▶ What you are asked to do
All lines featuring the string "比较了解" are to be listed.

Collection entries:
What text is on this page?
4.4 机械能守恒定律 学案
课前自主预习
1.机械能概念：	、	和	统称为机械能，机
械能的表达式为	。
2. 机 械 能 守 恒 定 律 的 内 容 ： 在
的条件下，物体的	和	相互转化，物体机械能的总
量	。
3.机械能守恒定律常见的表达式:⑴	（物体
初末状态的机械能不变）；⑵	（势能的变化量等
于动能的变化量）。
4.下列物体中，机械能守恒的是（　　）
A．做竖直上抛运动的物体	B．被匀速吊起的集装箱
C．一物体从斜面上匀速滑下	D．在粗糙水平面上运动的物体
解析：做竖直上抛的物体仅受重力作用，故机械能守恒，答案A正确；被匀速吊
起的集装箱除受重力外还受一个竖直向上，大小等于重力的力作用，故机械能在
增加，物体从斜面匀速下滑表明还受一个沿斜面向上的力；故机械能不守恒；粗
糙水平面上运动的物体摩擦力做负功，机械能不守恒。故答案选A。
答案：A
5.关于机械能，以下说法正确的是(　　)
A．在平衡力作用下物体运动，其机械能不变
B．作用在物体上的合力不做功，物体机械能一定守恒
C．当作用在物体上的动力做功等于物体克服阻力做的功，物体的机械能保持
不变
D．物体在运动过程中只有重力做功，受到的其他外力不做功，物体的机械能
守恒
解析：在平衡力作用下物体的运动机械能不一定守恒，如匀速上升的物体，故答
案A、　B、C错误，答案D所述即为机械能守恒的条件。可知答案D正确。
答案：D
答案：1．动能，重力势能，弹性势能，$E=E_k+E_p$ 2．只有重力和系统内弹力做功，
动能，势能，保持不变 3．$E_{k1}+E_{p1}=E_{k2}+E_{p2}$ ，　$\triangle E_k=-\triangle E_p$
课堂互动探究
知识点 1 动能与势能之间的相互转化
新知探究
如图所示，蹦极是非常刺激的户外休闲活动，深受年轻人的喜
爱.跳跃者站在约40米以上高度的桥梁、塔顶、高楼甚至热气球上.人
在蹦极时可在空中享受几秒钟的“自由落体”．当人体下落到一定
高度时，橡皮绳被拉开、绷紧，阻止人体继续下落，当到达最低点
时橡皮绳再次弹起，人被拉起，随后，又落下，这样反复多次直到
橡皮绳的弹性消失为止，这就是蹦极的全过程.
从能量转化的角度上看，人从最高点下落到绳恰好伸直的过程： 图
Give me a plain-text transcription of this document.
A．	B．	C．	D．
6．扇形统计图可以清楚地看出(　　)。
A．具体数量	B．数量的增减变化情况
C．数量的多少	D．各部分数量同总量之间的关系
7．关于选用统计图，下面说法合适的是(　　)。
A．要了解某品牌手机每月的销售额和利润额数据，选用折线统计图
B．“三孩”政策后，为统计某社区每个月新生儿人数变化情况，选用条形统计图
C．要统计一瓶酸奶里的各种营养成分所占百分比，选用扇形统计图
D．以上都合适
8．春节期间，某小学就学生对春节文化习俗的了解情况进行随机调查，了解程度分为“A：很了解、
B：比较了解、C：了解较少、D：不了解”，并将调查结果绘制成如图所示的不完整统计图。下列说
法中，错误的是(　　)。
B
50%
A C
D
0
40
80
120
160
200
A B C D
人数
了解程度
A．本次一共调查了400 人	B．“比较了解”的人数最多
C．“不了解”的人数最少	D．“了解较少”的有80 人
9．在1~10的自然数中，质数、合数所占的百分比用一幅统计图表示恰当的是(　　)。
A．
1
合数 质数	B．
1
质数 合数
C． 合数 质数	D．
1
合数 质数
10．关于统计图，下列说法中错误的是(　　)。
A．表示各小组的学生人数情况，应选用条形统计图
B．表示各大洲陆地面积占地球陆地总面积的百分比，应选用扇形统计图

▶ Written response
B：比较了解、C：了解较少、D：不了解”，并将调查结果绘制成如图所示的不完整统计图。下列说
A．本次一共调查了400 人	B．“比较了解”的人数最多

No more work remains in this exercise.